Beneath this sentence is a set of records; write each of them out exactly.

_MATERIAL FOR THE TASK_

(begin)

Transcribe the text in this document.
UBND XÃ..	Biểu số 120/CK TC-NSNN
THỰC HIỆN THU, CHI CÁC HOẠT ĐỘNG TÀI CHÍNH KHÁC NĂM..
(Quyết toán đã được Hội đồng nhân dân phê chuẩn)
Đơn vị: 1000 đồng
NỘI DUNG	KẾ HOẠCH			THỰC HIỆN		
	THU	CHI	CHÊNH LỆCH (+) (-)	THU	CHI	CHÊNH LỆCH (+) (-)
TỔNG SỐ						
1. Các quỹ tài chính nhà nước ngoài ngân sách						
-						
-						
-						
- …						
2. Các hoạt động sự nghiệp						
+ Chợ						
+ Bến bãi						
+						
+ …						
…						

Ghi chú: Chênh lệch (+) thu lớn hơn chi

(end)

_EXERCISE RESULT_
Transcribe the text in this document.
UBND XÃ..	Biểu số 120/CK TC-NSNN
THỰC HIỆN THU, CHI CÁC HOẠT ĐỘNG TÀI CHÍNH KHÁC NĂM..
(Quyết toán đã được Hội đồng nhân dân phê chuẩn)
Đơn vị: 1000 đồng
NỘI DUNG	KẾ HOẠCH			THỰC HIỆN		
	THU	CHI	CHÊNH LỆCH (+) (-)	THU	CHI	CHÊNH LỆCH (+) (-)
TỔNG SỐ						
1. Các quỹ tài chính nhà nước ngoài ngân sách						
-						
-						
-						
- …						
2. Các hoạt động sự nghiệp						
+ Chợ						
+ Bến bãi						
+						
+ …						
…						

Ghi chú: Chênh lệch (+) thu lớn hơn chi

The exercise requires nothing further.